## Exercise instructions
Only a number is wanted here: the number of lines of the data that include "about".

___ Data listing

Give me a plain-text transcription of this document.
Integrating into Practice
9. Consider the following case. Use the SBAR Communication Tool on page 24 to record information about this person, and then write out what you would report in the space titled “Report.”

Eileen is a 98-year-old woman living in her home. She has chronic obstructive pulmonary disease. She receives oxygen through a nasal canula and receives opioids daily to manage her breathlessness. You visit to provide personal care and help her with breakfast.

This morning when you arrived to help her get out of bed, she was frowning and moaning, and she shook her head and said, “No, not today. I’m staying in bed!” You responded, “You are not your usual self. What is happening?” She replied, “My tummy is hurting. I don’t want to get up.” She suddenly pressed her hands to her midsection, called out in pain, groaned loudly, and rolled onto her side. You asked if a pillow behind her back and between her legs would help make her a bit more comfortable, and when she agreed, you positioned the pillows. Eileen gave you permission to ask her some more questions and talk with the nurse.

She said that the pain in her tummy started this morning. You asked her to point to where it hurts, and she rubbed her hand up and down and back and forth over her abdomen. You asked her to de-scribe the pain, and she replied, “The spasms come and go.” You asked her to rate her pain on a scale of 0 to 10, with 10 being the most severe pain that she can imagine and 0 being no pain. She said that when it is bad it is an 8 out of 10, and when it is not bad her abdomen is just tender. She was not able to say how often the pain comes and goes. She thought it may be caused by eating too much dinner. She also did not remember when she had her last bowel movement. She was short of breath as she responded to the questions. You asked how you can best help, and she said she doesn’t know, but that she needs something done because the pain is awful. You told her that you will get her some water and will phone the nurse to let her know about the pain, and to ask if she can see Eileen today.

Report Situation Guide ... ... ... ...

______

## Completed exercise
2